■ **LISTED RECORDS**:
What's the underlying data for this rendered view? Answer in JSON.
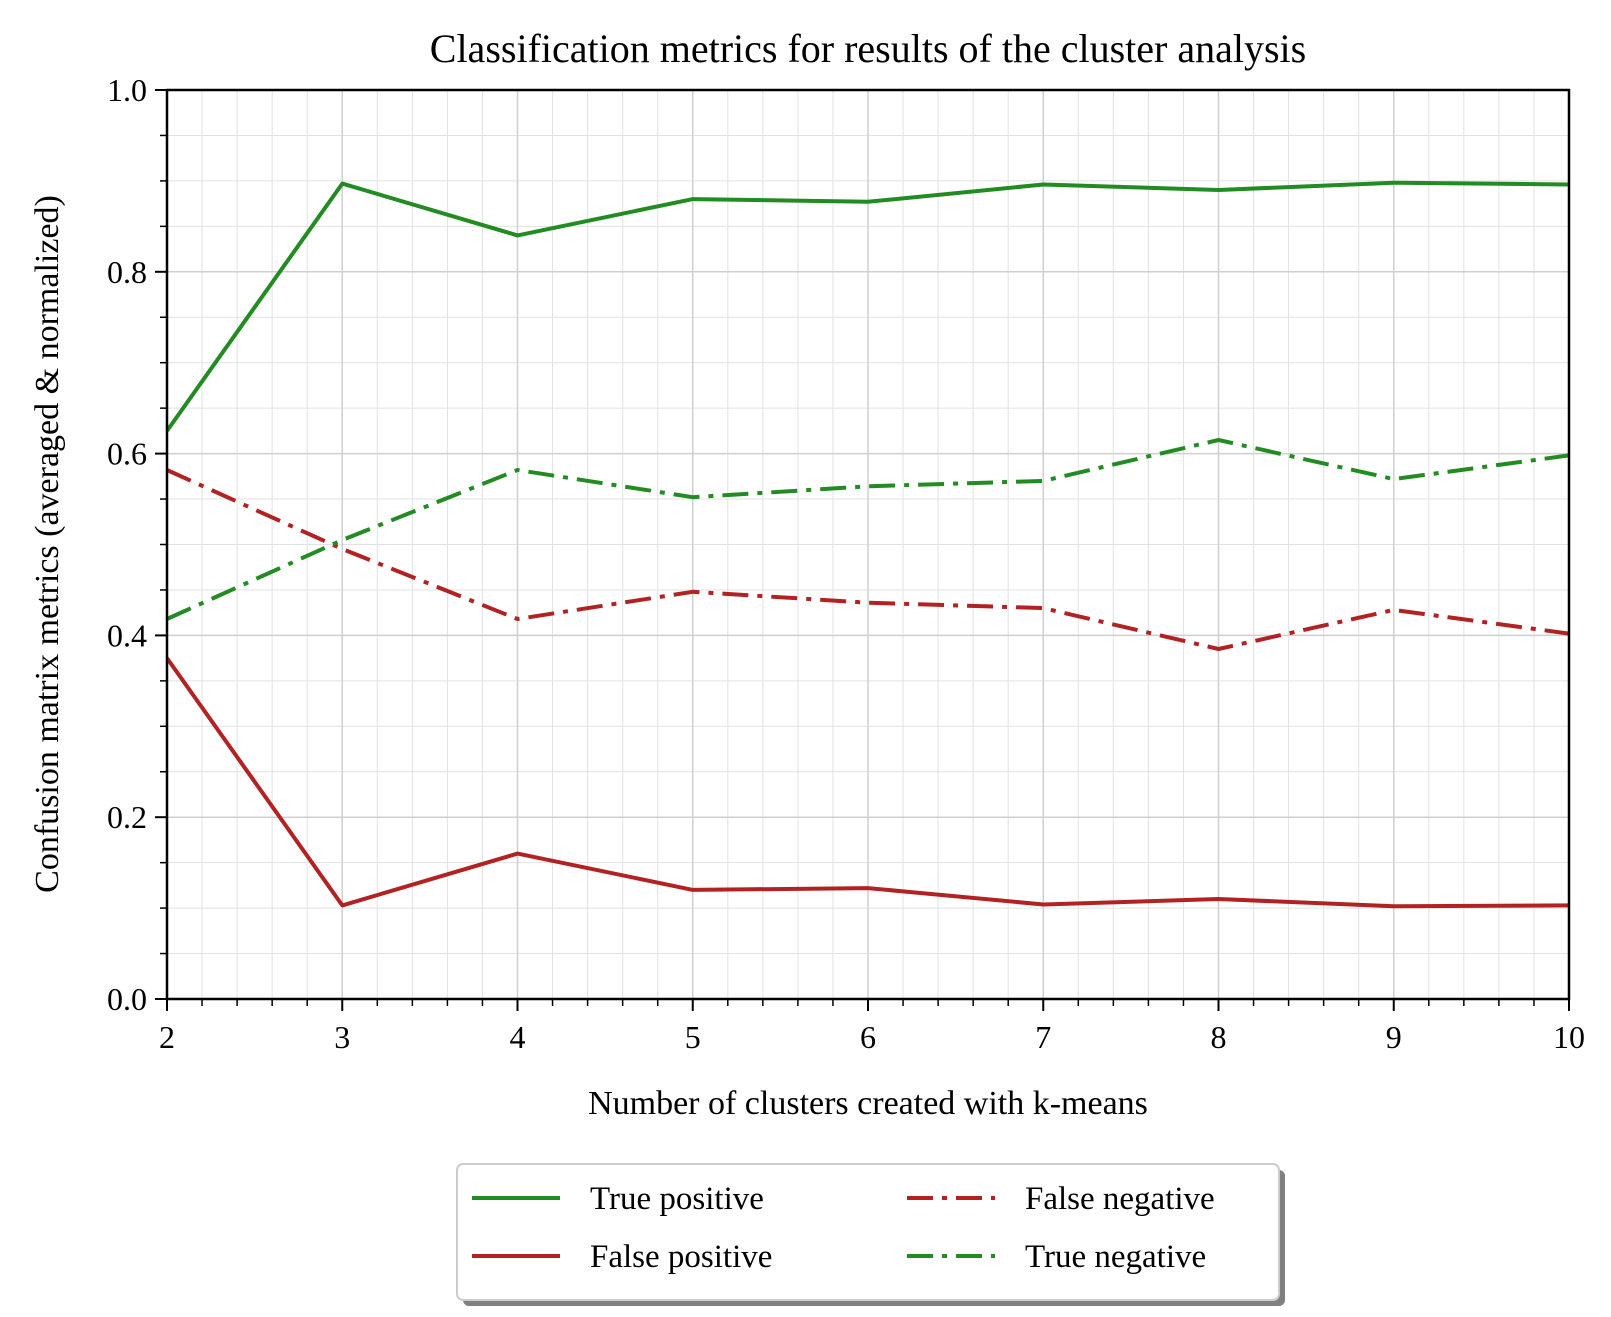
{
  "chart_data": {
    "type": "line",
    "title": "Classification metrics for results of the cluster analysis",
    "xlabel": "Number of clusters created with k-means",
    "ylabel": "Confusion matrix metrics (averaged & normalized)",
    "xlim": [
      2,
      10
    ],
    "ylim": [
      0.0,
      1.0
    ],
    "xticks": [
      2,
      3,
      4,
      5,
      6,
      7,
      8,
      9,
      10
    ],
    "yticks": [
      0.0,
      0.2,
      0.4,
      0.6,
      0.8,
      1.0
    ],
    "xtick_labels": [
      "2",
      "3",
      "4",
      "5",
      "6",
      "7",
      "8",
      "9",
      "10"
    ],
    "ytick_labels": [
      "0.0",
      "0.2",
      "0.4",
      "0.6",
      "0.8",
      "1.0"
    ],
    "grid": true,
    "legend_position": "bottom-center",
    "x": [
      2,
      3,
      4,
      5,
      6,
      7,
      8,
      9,
      10
    ],
    "series": [
      {
        "name": "True positive",
        "style": "solid",
        "color": "#228b22",
        "values": [
          0.625,
          0.897,
          0.84,
          0.88,
          0.877,
          0.896,
          0.89,
          0.898,
          0.896
        ]
      },
      {
        "name": "False positive",
        "style": "solid",
        "color": "#b22222",
        "values": [
          0.375,
          0.103,
          0.16,
          0.12,
          0.122,
          0.104,
          0.11,
          0.102,
          0.103
        ]
      },
      {
        "name": "False negative",
        "style": "dashdot",
        "color": "#b22222",
        "values": [
          0.582,
          0.495,
          0.418,
          0.448,
          0.436,
          0.43,
          0.385,
          0.428,
          0.402
        ]
      },
      {
        "name": "True negative",
        "style": "dashdot",
        "color": "#228b22",
        "values": [
          0.418,
          0.505,
          0.582,
          0.552,
          0.564,
          0.57,
          0.615,
          0.572,
          0.598
        ]
      }
    ],
    "legend_order": [
      0,
      2,
      1,
      3
    ]
  }
}
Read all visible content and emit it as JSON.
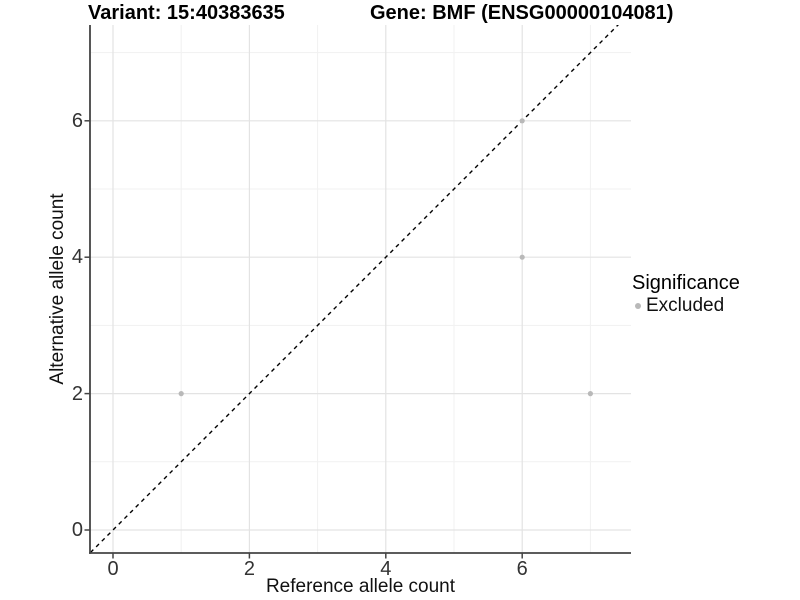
{
  "titles": {
    "variant": "Variant: 15:40383635",
    "gene": "Gene: BMF (ENSG00000104081)"
  },
  "x_axis": {
    "title": "Reference allele count",
    "tick_labels": [
      "0",
      "2",
      "4",
      "6"
    ]
  },
  "y_axis": {
    "title": "Alternative allele count",
    "tick_labels": [
      "0",
      "2",
      "4",
      "6"
    ]
  },
  "legend": {
    "title": "Significance",
    "items": [
      {
        "label": "Excluded",
        "marker": "circle",
        "color": "#b9b9b9"
      }
    ]
  },
  "colors": {
    "background": "#ffffff",
    "point": "#b9b9b9",
    "axis_line": "#444444",
    "tick_mark": "#444444",
    "tick_label": "#333333",
    "grid_major": "#e3e3e3",
    "grid_minor": "#f1f1f1",
    "identity_line": "#000000"
  },
  "chart_data": {
    "type": "scatter",
    "title": "Variant: 15:40383635 | Gene: BMF (ENSG00000104081)",
    "xlabel": "Reference allele count",
    "ylabel": "Alternative allele count",
    "xlim": [
      -0.35,
      7.55
    ],
    "ylim": [
      -0.35,
      7.4
    ],
    "x_ticks": [
      0,
      2,
      4,
      6
    ],
    "y_ticks": [
      0,
      2,
      4,
      6
    ],
    "x_minor_ticks": [
      1,
      3,
      5,
      7
    ],
    "y_minor_ticks": [
      1,
      3,
      5,
      7
    ],
    "grid": "major+minor",
    "legend_position": "right-middle",
    "series": [
      {
        "name": "Excluded",
        "color": "#b9b9b9",
        "points": [
          [
            1,
            2
          ],
          [
            6,
            4
          ],
          [
            6,
            6
          ],
          [
            7,
            2
          ]
        ]
      }
    ],
    "annotations": [
      {
        "type": "abline",
        "slope": 1,
        "intercept": 0,
        "style": "dashed",
        "color": "#000000",
        "span": [
          -0.33,
          7.42
        ]
      }
    ]
  }
}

■ **EXERCISE DETAILS**: Retype every record above exactly as written, but leave out the pictures.

■ **RESULT OF THE EXERCISE**:
What's the underlying data for this rendered view? Answer in JSON.
{
  "chart_data": {
    "type": "line",
    "title": "Classification metrics for results of the cluster analysis",
    "xlabel": "Number of clusters created with k-means",
    "ylabel": "Confusion matrix metrics (averaged & normalized)",
    "xlim": [
      2,
      10
    ],
    "ylim": [
      0.0,
      1.0
    ],
    "xticks": [
      2,
      3,
      4,
      5,
      6,
      7,
      8,
      9,
      10
    ],
    "yticks": [
      0.0,
      0.2,
      0.4,
      0.6,
      0.8,
      1.0
    ],
    "xtick_labels": [
      "2",
      "3",
      "4",
      "5",
      "6",
      "7",
      "8",
      "9",
      "10"
    ],
    "ytick_labels": [
      "0.0",
      "0.2",
      "0.4",
      "0.6",
      "0.8",
      "1.0"
    ],
    "grid": true,
    "legend_position": "bottom-center",
    "x": [
      2,
      3,
      4,
      5,
      6,
      7,
      8,
      9,
      10
    ],
    "series": [
      {
        "name": "True positive",
        "style": "solid",
        "color": "#228b22",
        "values": [
          0.625,
          0.897,
          0.84,
          0.88,
          0.877,
          0.896,
          0.89,
          0.898,
          0.896
        ]
      },
      {
        "name": "False positive",
        "style": "solid",
        "color": "#b22222",
        "values": [
          0.375,
          0.103,
          0.16,
          0.12,
          0.122,
          0.104,
          0.11,
          0.102,
          0.103
        ]
      },
      {
        "name": "False negative",
        "style": "dashdot",
        "color": "#b22222",
        "values": [
          0.582,
          0.495,
          0.418,
          0.448,
          0.436,
          0.43,
          0.385,
          0.428,
          0.402
        ]
      },
      {
        "name": "True negative",
        "style": "dashdot",
        "color": "#228b22",
        "values": [
          0.418,
          0.505,
          0.582,
          0.552,
          0.564,
          0.57,
          0.615,
          0.572,
          0.598
        ]
      }
    ],
    "legend_order": [
      0,
      2,
      1,
      3
    ]
  }
}
Read all visible content and emit it as JSON.
{
  "titles": {
    "variant": "Variant: 15:40383635",
    "gene": "Gene: BMF (ENSG00000104081)"
  },
  "x_axis": {
    "title": "Reference allele count",
    "tick_labels": [
      "0",
      "2",
      "4",
      "6"
    ]
  },
  "y_axis": {
    "title": "Alternative allele count",
    "tick_labels": [
      "0",
      "2",
      "4",
      "6"
    ]
  },
  "legend": {
    "title": "Significance",
    "items": [
      {
        "label": "Excluded",
        "marker": "circle",
        "color": "#b9b9b9"
      }
    ]
  },
  "colors": {
    "background": "#ffffff",
    "point": "#b9b9b9",
    "axis_line": "#444444",
    "tick_mark": "#444444",
    "tick_label": "#333333",
    "grid_major": "#e3e3e3",
    "grid_minor": "#f1f1f1",
    "identity_line": "#000000"
  },
  "chart_data": {
    "type": "scatter",
    "title": "Variant: 15:40383635 | Gene: BMF (ENSG00000104081)",
    "xlabel": "Reference allele count",
    "ylabel": "Alternative allele count",
    "xlim": [
      -0.35,
      7.55
    ],
    "ylim": [
      -0.35,
      7.4
    ],
    "x_ticks": [
      0,
      2,
      4,
      6
    ],
    "y_ticks": [
      0,
      2,
      4,
      6
    ],
    "x_minor_ticks": [
      1,
      3,
      5,
      7
    ],
    "y_minor_ticks": [
      1,
      3,
      5,
      7
    ],
    "grid": "major+minor",
    "legend_position": "right-middle",
    "series": [
      {
        "name": "Excluded",
        "color": "#b9b9b9",
        "points": [
          [
            1,
            2
          ],
          [
            6,
            4
          ],
          [
            6,
            6
          ],
          [
            7,
            2
          ]
        ]
      }
    ],
    "annotations": [
      {
        "type": "abline",
        "slope": 1,
        "intercept": 0,
        "style": "dashed",
        "color": "#000000",
        "span": [
          -0.33,
          7.42
        ]
      }
    ]
  }
}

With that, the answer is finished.